Exercise:
Write out each entry, exactly the way it appears.

┄┄┄┄┄┄

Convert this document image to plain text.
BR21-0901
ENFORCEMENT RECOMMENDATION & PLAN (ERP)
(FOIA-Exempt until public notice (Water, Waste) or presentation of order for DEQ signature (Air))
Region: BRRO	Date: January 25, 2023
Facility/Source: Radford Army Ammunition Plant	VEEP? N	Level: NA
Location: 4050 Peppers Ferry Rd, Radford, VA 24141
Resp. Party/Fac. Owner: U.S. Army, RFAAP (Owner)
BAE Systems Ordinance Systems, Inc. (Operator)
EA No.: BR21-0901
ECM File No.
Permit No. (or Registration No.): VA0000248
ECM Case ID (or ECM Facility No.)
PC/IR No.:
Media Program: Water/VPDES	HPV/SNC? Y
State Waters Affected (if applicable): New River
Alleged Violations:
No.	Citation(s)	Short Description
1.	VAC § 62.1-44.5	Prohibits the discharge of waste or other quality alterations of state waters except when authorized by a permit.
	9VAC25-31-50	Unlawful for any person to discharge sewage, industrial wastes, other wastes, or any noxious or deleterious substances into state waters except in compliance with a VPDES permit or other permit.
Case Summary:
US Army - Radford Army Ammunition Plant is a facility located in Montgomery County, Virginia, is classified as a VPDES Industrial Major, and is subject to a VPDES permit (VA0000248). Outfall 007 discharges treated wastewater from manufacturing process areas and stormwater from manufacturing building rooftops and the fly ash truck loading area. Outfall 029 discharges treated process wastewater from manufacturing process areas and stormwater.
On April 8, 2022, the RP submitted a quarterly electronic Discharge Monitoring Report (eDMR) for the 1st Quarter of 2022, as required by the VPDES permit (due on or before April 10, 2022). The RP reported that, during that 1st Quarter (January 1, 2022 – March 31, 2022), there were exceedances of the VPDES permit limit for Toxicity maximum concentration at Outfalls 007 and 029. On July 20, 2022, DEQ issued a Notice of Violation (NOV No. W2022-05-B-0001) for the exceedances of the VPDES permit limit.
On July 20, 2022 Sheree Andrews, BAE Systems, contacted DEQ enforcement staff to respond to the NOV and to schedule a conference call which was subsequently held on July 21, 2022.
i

┄┄┄┄┄┄

Result:
Convert this document image to plain text.
BR21-0901
ENFORCEMENT RECOMMENDATION & PLAN (ERP)
(FOIA-Exempt until public notice (Water, Waste) or presentation of order for DEQ signature (Air))
Region: BRRO	Date: January 25, 2023
Facility/Source: Radford Army Ammunition Plant	VEEP? N	Level: NA
Location: 4050 Peppers Ferry Rd, Radford, VA 24141
Resp. Party/Fac. Owner: U.S. Army, RFAAP (Owner)
BAE Systems Ordinance Systems, Inc. (Operator)
EA No.: BR21-0901
ECM File No.
Permit No. (or Registration No.): VA0000248
ECM Case ID (or ECM Facility No.)
PC/IR No.:
Media Program: Water/VPDES	HPV/SNC? Y
State Waters Affected (if applicable): New River
Alleged Violations:
No.	Citation(s)	Short Description
1.	VAC § 62.1-44.5	Prohibits the discharge of waste or other quality alterations of state waters except when authorized by a permit.
	9VAC25-31-50	Unlawful for any person to discharge sewage, industrial wastes, other wastes, or any noxious or deleterious substances into state waters except in compliance with a VPDES permit or other permit.
Case Summary:
US Army - Radford Army Ammunition Plant is a facility located in Montgomery County, Virginia, is classified as a VPDES Industrial Major, and is subject to a VPDES permit (VA0000248). Outfall 007 discharges treated wastewater from manufacturing process areas and stormwater from manufacturing building rooftops and the fly ash truck loading area. Outfall 029 discharges treated process wastewater from manufacturing process areas and stormwater.
On April 8, 2022, the RP submitted a quarterly electronic Discharge Monitoring Report (eDMR) for the 1st Quarter of 2022, as required by the VPDES permit (due on or before April 10, 2022). The RP reported that, during that 1st Quarter (January 1, 2022 – March 31, 2022), there were exceedances of the VPDES permit limit for Toxicity maximum concentration at Outfalls 007 and 029. On July 20, 2022, DEQ issued a Notice of Violation (NOV No. W2022-05-B-0001) for the exceedances of the VPDES permit limit.
On July 20, 2022 Sheree Andrews, BAE Systems, contacted DEQ enforcement staff to respond to the NOV and to schedule a conference call which was subsequently held on July 21, 2022.
i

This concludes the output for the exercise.